=== MATERIAL PROVIDED ===
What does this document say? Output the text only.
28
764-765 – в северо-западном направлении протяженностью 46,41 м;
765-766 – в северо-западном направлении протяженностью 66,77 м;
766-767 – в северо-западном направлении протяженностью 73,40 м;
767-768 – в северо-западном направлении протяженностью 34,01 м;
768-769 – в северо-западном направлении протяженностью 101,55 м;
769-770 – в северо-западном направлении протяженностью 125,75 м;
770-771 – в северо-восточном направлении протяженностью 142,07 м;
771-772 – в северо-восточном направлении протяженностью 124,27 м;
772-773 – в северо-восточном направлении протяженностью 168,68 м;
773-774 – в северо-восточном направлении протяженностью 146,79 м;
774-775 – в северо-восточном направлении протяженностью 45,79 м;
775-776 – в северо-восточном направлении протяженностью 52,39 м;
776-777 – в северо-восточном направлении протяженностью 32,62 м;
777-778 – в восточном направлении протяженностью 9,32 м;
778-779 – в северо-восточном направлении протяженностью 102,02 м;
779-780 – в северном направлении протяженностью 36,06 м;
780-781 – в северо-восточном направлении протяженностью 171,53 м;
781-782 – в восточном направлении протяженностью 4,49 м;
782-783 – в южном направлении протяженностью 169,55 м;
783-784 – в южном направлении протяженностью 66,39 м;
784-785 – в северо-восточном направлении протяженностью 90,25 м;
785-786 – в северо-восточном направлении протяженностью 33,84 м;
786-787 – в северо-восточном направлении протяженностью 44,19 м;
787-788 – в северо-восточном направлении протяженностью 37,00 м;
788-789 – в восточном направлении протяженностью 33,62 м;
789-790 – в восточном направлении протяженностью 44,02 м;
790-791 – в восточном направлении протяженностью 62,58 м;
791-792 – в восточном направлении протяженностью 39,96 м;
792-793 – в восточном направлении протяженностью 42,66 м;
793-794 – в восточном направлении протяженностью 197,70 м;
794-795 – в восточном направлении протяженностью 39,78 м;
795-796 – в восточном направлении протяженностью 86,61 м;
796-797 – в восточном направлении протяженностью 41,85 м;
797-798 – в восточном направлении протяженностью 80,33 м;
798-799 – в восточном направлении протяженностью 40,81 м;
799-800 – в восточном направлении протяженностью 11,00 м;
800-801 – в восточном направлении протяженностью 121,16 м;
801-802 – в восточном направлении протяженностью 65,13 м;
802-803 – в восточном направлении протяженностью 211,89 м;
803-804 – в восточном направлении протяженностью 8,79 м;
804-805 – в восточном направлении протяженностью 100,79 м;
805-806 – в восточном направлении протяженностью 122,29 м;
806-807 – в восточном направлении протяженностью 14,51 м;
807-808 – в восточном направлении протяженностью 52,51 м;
===
▸ **WHAT IS REQUIRED**:
Pull out and copy each line containing the string "западном".

▸ **EXERCISE ANSWER**:
764-765 – в северо-западном направлении протяженностью 46,41 м;
765-766 – в северо-западном направлении протяженностью 66,77 м;
766-767 – в северо-западном направлении протяженностью 73,40 м;
767-768 – в северо-западном направлении протяженностью 34,01 м;
768-769 – в северо-западном направлении протяженностью 101,55 м;
769-770 – в северо-западном направлении протяженностью 125,75 м;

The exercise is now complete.